→ What you need to do: Rewrite the data below, replacing every occurrence of "file-item" with "file-entry" and leaving everything else unchanged.

→ Entries shown:

<<<<

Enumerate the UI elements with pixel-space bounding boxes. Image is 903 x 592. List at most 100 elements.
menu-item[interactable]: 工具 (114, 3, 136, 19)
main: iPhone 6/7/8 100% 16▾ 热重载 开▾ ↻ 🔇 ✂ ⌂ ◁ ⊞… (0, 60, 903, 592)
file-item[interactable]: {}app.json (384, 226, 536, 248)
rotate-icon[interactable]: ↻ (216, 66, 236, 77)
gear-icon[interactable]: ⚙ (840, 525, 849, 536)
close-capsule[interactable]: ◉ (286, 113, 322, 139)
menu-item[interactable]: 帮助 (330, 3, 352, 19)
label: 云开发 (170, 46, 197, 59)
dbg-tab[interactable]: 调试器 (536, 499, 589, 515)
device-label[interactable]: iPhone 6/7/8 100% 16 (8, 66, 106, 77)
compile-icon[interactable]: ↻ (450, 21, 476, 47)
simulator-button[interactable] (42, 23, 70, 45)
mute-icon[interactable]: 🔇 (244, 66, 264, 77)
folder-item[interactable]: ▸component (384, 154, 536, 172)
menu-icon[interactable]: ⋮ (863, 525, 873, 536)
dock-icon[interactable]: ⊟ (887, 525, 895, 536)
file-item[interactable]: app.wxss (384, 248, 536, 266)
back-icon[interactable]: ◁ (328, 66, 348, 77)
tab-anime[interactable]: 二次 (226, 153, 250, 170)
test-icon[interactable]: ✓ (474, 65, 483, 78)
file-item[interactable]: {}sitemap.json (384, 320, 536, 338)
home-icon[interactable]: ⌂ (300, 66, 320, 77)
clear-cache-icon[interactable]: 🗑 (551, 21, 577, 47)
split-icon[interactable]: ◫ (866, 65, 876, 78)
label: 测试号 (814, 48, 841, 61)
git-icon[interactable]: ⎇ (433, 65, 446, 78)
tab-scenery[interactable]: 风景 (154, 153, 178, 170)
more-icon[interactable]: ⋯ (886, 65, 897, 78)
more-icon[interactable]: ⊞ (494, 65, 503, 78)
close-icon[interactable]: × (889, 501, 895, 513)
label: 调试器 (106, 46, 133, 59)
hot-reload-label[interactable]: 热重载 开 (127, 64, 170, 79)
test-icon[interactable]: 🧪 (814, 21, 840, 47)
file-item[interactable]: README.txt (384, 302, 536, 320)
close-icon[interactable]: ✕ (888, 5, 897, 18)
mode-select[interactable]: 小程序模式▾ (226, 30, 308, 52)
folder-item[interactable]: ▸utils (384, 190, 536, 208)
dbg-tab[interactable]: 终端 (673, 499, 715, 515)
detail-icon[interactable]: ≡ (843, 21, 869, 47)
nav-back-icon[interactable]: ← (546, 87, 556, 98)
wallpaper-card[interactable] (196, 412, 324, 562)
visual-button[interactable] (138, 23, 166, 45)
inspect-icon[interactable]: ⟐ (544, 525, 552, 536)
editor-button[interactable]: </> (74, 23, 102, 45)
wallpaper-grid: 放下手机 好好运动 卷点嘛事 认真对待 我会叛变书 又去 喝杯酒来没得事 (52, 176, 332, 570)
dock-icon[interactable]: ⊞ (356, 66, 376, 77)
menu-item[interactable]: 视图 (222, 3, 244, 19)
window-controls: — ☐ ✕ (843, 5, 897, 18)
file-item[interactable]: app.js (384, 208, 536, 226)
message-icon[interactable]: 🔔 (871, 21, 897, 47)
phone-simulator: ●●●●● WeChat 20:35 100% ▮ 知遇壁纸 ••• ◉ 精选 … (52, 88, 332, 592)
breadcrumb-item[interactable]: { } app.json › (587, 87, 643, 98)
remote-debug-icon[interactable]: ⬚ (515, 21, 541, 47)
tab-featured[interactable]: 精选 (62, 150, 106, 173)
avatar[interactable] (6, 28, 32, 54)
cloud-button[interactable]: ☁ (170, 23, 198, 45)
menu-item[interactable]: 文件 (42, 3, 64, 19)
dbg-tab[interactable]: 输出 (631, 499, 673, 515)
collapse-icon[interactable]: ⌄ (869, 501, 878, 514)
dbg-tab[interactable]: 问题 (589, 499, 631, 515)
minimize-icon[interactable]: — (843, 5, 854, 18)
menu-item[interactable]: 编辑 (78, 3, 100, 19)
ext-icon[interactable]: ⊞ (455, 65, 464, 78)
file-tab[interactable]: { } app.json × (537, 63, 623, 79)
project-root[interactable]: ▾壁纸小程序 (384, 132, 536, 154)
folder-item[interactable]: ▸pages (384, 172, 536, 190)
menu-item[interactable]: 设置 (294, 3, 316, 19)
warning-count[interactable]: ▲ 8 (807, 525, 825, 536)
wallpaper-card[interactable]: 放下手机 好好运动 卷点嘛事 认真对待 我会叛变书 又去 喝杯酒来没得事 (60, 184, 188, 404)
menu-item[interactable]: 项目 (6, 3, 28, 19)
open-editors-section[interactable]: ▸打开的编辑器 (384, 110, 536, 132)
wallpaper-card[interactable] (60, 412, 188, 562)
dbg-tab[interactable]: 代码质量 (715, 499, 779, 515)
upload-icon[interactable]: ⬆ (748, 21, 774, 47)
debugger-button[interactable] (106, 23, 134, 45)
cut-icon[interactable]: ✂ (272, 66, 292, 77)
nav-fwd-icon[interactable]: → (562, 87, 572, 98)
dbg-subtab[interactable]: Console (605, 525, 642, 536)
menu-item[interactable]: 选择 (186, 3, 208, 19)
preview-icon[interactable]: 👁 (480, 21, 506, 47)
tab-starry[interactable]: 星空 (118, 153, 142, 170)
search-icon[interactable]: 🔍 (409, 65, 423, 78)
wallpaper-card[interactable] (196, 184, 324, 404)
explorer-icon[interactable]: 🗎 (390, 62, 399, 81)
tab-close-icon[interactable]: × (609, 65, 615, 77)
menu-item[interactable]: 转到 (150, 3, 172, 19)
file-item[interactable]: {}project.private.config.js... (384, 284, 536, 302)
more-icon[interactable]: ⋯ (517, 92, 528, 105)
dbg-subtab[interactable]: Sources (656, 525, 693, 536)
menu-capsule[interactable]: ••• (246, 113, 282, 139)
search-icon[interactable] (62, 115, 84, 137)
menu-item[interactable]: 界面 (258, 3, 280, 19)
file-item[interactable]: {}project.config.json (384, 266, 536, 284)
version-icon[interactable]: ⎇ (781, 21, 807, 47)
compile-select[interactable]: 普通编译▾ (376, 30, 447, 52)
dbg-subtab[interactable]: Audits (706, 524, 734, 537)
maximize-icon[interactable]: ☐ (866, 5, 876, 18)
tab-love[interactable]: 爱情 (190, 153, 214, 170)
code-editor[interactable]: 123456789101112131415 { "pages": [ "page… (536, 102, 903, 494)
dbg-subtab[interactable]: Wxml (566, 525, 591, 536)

>>>>

→ Finished answer:
Enumerate the UI elements with pixel-space bounding boxes. Image is 903 x 592. List at most 100 elements.
menu-item[interactable]: 工具 (114, 3, 136, 19)
main: iPhone 6/7/8 100% 16▾ 热重载 开▾ ↻ 🔇 ✂ ⌂ ◁ ⊞… (0, 60, 903, 592)
file-entry[interactable]: {}app.json (384, 226, 536, 248)
rotate-icon[interactable]: ↻ (216, 66, 236, 77)
gear-icon[interactable]: ⚙ (840, 525, 849, 536)
close-capsule[interactable]: ◉ (286, 113, 322, 139)
menu-item[interactable]: 帮助 (330, 3, 352, 19)
label: 云开发 (170, 46, 197, 59)
dbg-tab[interactable]: 调试器 (536, 499, 589, 515)
device-label[interactable]: iPhone 6/7/8 100% 16 (8, 66, 106, 77)
compile-icon[interactable]: ↻ (450, 21, 476, 47)
simulator-button[interactable] (42, 23, 70, 45)
mute-icon[interactable]: 🔇 (244, 66, 264, 77)
folder-item[interactable]: ▸component (384, 154, 536, 172)
menu-icon[interactable]: ⋮ (863, 525, 873, 536)
dock-icon[interactable]: ⊟ (887, 525, 895, 536)
file-entry[interactable]: app.wxss (384, 248, 536, 266)
back-icon[interactable]: ◁ (328, 66, 348, 77)
tab-anime[interactable]: 二次 (226, 153, 250, 170)
test-icon[interactable]: ✓ (474, 65, 483, 78)
file-entry[interactable]: {}sitemap.json (384, 320, 536, 338)
home-icon[interactable]: ⌂ (300, 66, 320, 77)
clear-cache-icon[interactable]: 🗑 (551, 21, 577, 47)
split-icon[interactable]: ◫ (866, 65, 876, 78)
label: 测试号 (814, 48, 841, 61)
git-icon[interactable]: ⎇ (433, 65, 446, 78)
tab-scenery[interactable]: 风景 (154, 153, 178, 170)
more-icon[interactable]: ⋯ (886, 65, 897, 78)
more-icon[interactable]: ⊞ (494, 65, 503, 78)
close-icon[interactable]: × (889, 501, 895, 513)
label: 调试器 (106, 46, 133, 59)
hot-reload-label[interactable]: 热重载 开 (127, 64, 170, 79)
test-icon[interactable]: 🧪 (814, 21, 840, 47)
file-entry[interactable]: README.txt (384, 302, 536, 320)
close-icon[interactable]: ✕ (888, 5, 897, 18)
mode-select[interactable]: 小程序模式▾ (226, 30, 308, 52)
folder-item[interactable]: ▸utils (384, 190, 536, 208)
dbg-tab[interactable]: 终端 (673, 499, 715, 515)
detail-icon[interactable]: ≡ (843, 21, 869, 47)
nav-back-icon[interactable]: ← (546, 87, 556, 98)
wallpaper-card[interactable] (196, 412, 324, 562)
visual-button[interactable] (138, 23, 166, 45)
inspect-icon[interactable]: ⟐ (544, 525, 552, 536)
editor-button[interactable]: </> (74, 23, 102, 45)
wallpaper-grid: 放下手机 好好运动 卷点嘛事 认真对待 我会叛变书 又去 喝杯酒来没得事 (52, 176, 332, 570)
dock-icon[interactable]: ⊞ (356, 66, 376, 77)
menu-item[interactable]: 视图 (222, 3, 244, 19)
window-controls: — ☐ ✕ (843, 5, 897, 18)
file-entry[interactable]: app.js (384, 208, 536, 226)
message-icon[interactable]: 🔔 (871, 21, 897, 47)
phone-simulator: ●●●●● WeChat 20:35 100% ▮ 知遇壁纸 ••• ◉ 精选 … (52, 88, 332, 592)
breadcrumb-item[interactable]: { } app.json › (587, 87, 643, 98)
remote-debug-icon[interactable]: ⬚ (515, 21, 541, 47)
tab-featured[interactable]: 精选 (62, 150, 106, 173)
avatar[interactable] (6, 28, 32, 54)
cloud-button[interactable]: ☁ (170, 23, 198, 45)
menu-item[interactable]: 文件 (42, 3, 64, 19)
dbg-tab[interactable]: 输出 (631, 499, 673, 515)
collapse-icon[interactable]: ⌄ (869, 501, 878, 514)
dbg-tab[interactable]: 问题 (589, 499, 631, 515)
minimize-icon[interactable]: — (843, 5, 854, 18)
menu-item[interactable]: 编辑 (78, 3, 100, 19)
ext-icon[interactable]: ⊞ (455, 65, 464, 78)
file-tab[interactable]: { } app.json × (537, 63, 623, 79)
project-root[interactable]: ▾壁纸小程序 (384, 132, 536, 154)
folder-item[interactable]: ▸pages (384, 172, 536, 190)
menu-item[interactable]: 设置 (294, 3, 316, 19)
warning-count[interactable]: ▲ 8 (807, 525, 825, 536)
wallpaper-card[interactable]: 放下手机 好好运动 卷点嘛事 认真对待 我会叛变书 又去 喝杯酒来没得事 (60, 184, 188, 404)
menu-item[interactable]: 项目 (6, 3, 28, 19)
open-editors-section[interactable]: ▸打开的编辑器 (384, 110, 536, 132)
wallpaper-card[interactable] (60, 412, 188, 562)
dbg-tab[interactable]: 代码质量 (715, 499, 779, 515)
upload-icon[interactable]: ⬆ (748, 21, 774, 47)
debugger-button[interactable] (106, 23, 134, 45)
cut-icon[interactable]: ✂ (272, 66, 292, 77)
nav-fwd-icon[interactable]: → (562, 87, 572, 98)
dbg-subtab[interactable]: Console (605, 525, 642, 536)
menu-item[interactable]: 选择 (186, 3, 208, 19)
preview-icon[interactable]: 👁 (480, 21, 506, 47)
tab-starry[interactable]: 星空 (118, 153, 142, 170)
search-icon[interactable]: 🔍 (409, 65, 423, 78)
wallpaper-card[interactable] (196, 184, 324, 404)
explorer-icon[interactable]: 🗎 (390, 62, 399, 81)
tab-close-icon[interactable]: × (609, 65, 615, 77)
menu-item[interactable]: 转到 (150, 3, 172, 19)
file-entry[interactable]: {}project.private.config.js... (384, 284, 536, 302)
more-icon[interactable]: ⋯ (517, 92, 528, 105)
dbg-subtab[interactable]: Sources (656, 525, 693, 536)
menu-capsule[interactable]: ••• (246, 113, 282, 139)
search-icon[interactable] (62, 115, 84, 137)
menu-item[interactable]: 界面 (258, 3, 280, 19)
file-entry[interactable]: {}project.config.json (384, 266, 536, 284)
version-icon[interactable]: ⎇ (781, 21, 807, 47)
compile-select[interactable]: 普通编译▾ (376, 30, 447, 52)
dbg-subtab[interactable]: Audits (706, 524, 734, 537)
maximize-icon[interactable]: ☐ (866, 5, 876, 18)
tab-love[interactable]: 爱情 (190, 153, 214, 170)
code-editor[interactable]: 123456789101112131415 { "pages": [ "page… (536, 102, 903, 494)
dbg-subtab[interactable]: Wxml (566, 525, 591, 536)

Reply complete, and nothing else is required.